- **Selection**:
Talking Point: Affordable Consoles Come at a Cost
Posted by Thomas Whitehead
There are no easy answers
Earlier this week we reported on the news that Foxconn, manufacturer for many of the world’s biggest technology companies, employed under-age interns to work on Wii U manufacturing. Foxconn admitted that it had employed 14-16 year old school attendees and stated that it had “apologized to each of the students for our role in this action”. It was damaging news for Nintendo, which responded by issuing the following statement.
Nintendo is in communication with Foxconn and is investigating the matter. We take our responsibilities as a global company very seriously and are committed to an ethical policy on sourcing, manufacture and labor. In order to ensure the continued fulfillment of our social responsibility throughout our supply chain, we established the Nintendo CSR Procurement Guidelines in July 2008. We require that all production partners, including Foxconn, comply with these Guidelines, which are based on relevant laws, international standards and guidelines. If we were to find that any of our production partners did not meet our guidelines, we would require them to modify their practices according to Nintendo’s policy. For more information about Nintendo’s Corporate Social Responsibility report, please visit http://www.nintendo.co.jp/csr/en/index.html
In many respects, Nintendo’s response pushed the necessary buttons but did little more, assuring consumers that it would deal with the situation and apply its own guidelines and standards. In fact, some comments to our original news story predicted that response, with the company reminding us all about these expectations without actually going as far as to threaten a move away from Foxconn. Some may have wished to see Nintendo slap down its manufacturing partner in stronger terms, but its reserved statement and a modest requirement that Foxconn may need to “modify” its practices shows that, beyond dealing with the controversy, Nintendo doesn’t seem to be concerned enough to seek alternative manufacturing partners.
The biggest issue with this incident, we’d argue, isn’t just the fact that teenagers were illegally employed and, according to accounts, forced to work long hours doing difficult, physical work, but the undeniable reality that it’s the latest of a number of serious issues involving Foxconn. We’ve also seen statements remarkably similar to Nintendo’s from companies such as Apple and Microsoft, both having to tackle recent controversies of their own.

- **Data supplied**:
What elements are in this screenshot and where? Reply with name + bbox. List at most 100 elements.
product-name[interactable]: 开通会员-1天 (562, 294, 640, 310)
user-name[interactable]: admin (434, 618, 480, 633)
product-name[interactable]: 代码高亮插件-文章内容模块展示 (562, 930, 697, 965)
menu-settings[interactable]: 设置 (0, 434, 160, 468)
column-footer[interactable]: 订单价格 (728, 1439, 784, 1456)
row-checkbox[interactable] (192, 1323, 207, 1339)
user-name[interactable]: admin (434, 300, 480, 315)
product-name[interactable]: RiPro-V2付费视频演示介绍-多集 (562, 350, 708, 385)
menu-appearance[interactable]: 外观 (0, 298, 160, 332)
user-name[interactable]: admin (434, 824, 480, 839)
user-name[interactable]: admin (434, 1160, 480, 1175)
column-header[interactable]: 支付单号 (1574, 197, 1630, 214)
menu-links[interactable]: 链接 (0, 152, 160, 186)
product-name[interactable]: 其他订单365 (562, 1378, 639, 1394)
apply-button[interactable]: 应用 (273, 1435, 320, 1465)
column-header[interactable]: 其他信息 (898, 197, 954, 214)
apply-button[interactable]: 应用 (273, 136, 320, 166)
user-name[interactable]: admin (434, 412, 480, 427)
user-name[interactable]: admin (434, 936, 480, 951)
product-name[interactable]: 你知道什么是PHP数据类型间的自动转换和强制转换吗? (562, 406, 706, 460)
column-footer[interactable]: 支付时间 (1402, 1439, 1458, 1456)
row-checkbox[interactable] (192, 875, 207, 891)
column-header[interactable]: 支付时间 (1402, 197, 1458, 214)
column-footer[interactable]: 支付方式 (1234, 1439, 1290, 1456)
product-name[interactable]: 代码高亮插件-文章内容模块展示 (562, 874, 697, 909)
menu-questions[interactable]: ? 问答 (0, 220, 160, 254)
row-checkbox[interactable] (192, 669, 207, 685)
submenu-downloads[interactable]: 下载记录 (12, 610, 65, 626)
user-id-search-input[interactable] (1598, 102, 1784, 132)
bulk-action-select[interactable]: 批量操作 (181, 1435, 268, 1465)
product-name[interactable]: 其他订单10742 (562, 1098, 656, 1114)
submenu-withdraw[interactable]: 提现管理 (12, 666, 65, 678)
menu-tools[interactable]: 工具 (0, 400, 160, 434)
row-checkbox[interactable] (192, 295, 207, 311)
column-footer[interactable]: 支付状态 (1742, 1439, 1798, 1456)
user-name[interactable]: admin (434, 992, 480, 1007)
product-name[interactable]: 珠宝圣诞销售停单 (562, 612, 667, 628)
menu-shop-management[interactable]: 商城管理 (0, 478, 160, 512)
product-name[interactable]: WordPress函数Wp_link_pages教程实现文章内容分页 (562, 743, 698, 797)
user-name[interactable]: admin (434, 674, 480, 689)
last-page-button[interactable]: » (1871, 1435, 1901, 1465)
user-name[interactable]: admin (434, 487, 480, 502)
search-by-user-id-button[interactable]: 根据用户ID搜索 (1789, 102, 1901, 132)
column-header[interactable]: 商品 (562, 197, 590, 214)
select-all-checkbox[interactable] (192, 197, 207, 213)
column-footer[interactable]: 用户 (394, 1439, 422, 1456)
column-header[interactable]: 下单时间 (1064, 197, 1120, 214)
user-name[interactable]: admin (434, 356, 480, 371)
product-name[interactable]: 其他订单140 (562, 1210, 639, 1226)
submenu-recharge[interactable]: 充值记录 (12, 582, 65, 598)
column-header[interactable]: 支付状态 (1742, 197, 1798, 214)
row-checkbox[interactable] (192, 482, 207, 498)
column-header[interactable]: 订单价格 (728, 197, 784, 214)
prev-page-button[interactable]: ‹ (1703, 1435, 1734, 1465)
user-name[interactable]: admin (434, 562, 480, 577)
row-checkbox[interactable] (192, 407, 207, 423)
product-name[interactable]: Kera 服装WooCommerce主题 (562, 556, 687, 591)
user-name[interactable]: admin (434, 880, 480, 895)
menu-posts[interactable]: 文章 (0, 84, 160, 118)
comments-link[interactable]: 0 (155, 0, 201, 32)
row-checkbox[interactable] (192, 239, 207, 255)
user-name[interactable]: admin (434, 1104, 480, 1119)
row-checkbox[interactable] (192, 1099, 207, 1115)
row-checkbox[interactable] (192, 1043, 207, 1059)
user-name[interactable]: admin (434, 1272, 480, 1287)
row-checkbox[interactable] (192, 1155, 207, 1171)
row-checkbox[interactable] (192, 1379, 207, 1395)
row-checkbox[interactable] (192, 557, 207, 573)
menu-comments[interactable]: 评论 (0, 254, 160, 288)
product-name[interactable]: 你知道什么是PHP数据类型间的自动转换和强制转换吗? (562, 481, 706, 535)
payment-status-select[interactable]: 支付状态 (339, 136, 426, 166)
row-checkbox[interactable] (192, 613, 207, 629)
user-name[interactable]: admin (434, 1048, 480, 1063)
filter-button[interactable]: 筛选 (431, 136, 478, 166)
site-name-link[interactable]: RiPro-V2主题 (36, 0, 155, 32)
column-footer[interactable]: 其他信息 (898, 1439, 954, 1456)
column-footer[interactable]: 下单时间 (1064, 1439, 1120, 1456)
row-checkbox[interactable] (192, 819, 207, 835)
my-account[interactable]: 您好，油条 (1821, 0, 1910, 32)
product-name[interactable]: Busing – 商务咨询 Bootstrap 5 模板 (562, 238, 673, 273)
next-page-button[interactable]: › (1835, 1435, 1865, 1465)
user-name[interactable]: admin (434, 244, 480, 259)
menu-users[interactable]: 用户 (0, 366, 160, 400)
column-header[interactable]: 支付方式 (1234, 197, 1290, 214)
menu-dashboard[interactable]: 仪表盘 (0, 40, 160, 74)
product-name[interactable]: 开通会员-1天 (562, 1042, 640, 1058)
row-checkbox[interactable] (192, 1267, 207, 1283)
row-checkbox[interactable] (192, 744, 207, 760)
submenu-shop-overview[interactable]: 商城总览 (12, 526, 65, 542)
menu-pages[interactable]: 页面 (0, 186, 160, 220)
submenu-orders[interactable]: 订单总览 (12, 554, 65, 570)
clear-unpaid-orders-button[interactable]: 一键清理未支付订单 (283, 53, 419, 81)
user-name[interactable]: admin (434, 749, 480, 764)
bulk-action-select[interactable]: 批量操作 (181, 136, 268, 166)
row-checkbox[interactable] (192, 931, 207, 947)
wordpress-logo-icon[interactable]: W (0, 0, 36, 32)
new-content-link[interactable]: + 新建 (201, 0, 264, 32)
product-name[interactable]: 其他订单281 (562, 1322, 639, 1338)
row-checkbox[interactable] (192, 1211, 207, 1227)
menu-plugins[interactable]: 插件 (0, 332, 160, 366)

- **Objectives**:
a. Retype the Foxconn article word for word, everything from "The biggest issue" down to "of their own.".
b. Continue the Foxconn article, picking up after its last sentence.
The entries can be set aside, since nothing here depends on them.

- **Results for each task**:
a.
The biggest issue with this incident, we’d argue, isn’t just the fact that teenagers were illegally employed and, according to accounts, forced to work long hours doing difficult, physical work, but the undeniable reality that it’s the latest of a number of serious issues involving Foxconn. We’ve also seen statements remarkably similar to Nintendo’s from companies such as Apple and Microsoft, both having to tackle recent controversies of their own.

b.
These developments aren’t unique this year, either, with Chinese workers repeatedly being driven to extreme actions by their working conditions. Back in May 2010 it was reported by Gamasutra that Nintendo was investigating labour conditions at factories manufacturing Wii consoles, due to the news that ten Foxconn employees had committed suicide by jumping from their dormitory buildings in preceding months. Tellingly, Gamasutra concluded its report with the following words.
The Mario house is reportedly conducting a survey of Foxconn's practices to see if the manufacturer is within those guidelines, although it's unclear what kind of action would be taken if Foxconn fails to meet those standards.
Little seemed to have changed in Foxconn’s practices by January 2012, as a Microsoft-centric story published by GamesIndustry.biz demonstrates. On that occasion 300 workers at a Foxconn plant manufacturing Xbox 360 consoles threatened a mass-suicide. The workers had been offered the choice of continuing work or accepting a compensated dismissal, but when a number chose the latter the monetary incentive was removed, prompting the mass demonstration. Not only was the late withdrawal of compensation callous, but the drastic actions of a large number of workers was proof of how difficult their situation had become. The same article recounts the well-known and infamous claim that Foxconn’s response to high suicide rates was to install anti-suicide nets on the roofs of 12 factories. Microsoft, for its part, said it was “investigating this issue”.
It goes on, with reports in June this year that 1000 workers rioted at a facility for around two hours, with dozens later arrested. There’s a catalogue of incidents that ultimately comes back to one core theme: cheap labour, as provided by Foxconn in its Chinese factories, is bringing an enormous range of gadgets and technological luxuries to the world at affordable prices, with the cost of misery for its employees. These aren’t rare, one-off incidents of disgruntled workers, but the desperate acts of over-worked and poorly treated staff over a sustained period of time.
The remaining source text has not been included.